● **EXERCISE TASK**
Exclude the pictures, then copy all remaining records exactly.

● **STORED DATA**

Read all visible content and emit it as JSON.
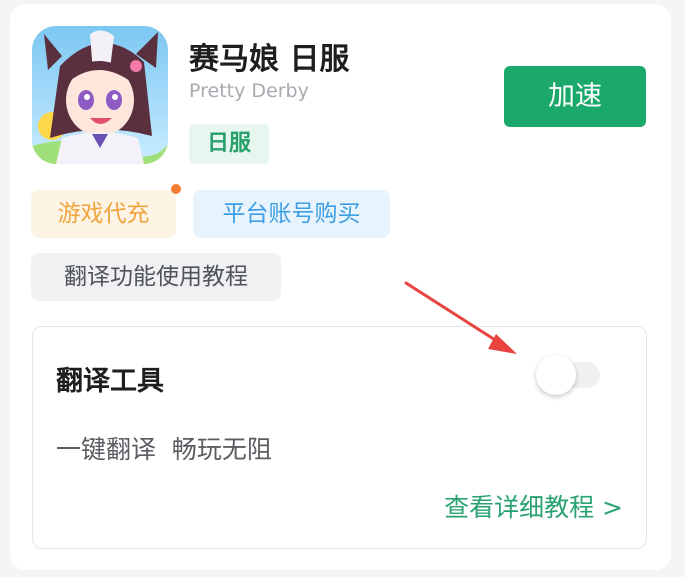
{
  "app": {
    "title": "赛马娘 日服",
    "subtitle": "Pretty Derby",
    "region_tag": "日服",
    "accelerate_label": "加速",
    "icon": "uma-musume-character-app-icon"
  },
  "chips": {
    "recharge": "游戏代充",
    "account_purchase": "平台账号购买",
    "translate_tutorial": "翻译功能使用教程"
  },
  "translate_tool": {
    "title": "翻译工具",
    "description": "一键翻译  畅玩无阻",
    "details_link": "查看详细教程 >",
    "toggle_on": false
  },
  "colors": {
    "accent_green": "#1aa96a",
    "recharge_orange": "#f0a43d",
    "account_blue": "#3c9ee3",
    "annotation_red": "#e8433f",
    "notification_dot": "#f47c33"
  }
}
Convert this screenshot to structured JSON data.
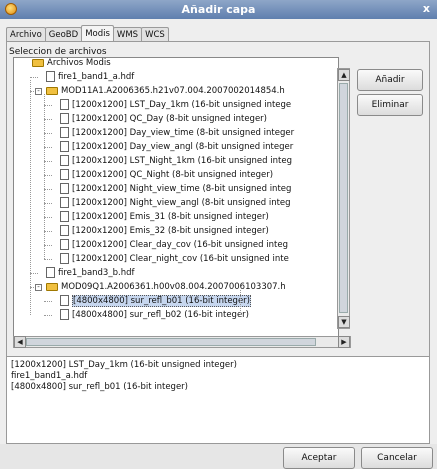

● **THE SOLUTION**
Read all visible content and emit it as JSON.
{
  "app": {
    "title": "赛马娘 日服",
    "subtitle": "Pretty Derby",
    "region_tag": "日服",
    "accelerate_label": "加速",
    "icon": "uma-musume-character-app-icon"
  },
  "chips": {
    "recharge": "游戏代充",
    "account_purchase": "平台账号购买",
    "translate_tutorial": "翻译功能使用教程"
  },
  "translate_tool": {
    "title": "翻译工具",
    "description": "一键翻译  畅玩无阻",
    "details_link": "查看详细教程 >",
    "toggle_on": false
  },
  "colors": {
    "accent_green": "#1aa96a",
    "recharge_orange": "#f0a43d",
    "account_blue": "#3c9ee3",
    "annotation_red": "#e8433f",
    "notification_dot": "#f47c33"
  }
}
Convert this screenshot to structured JSON data.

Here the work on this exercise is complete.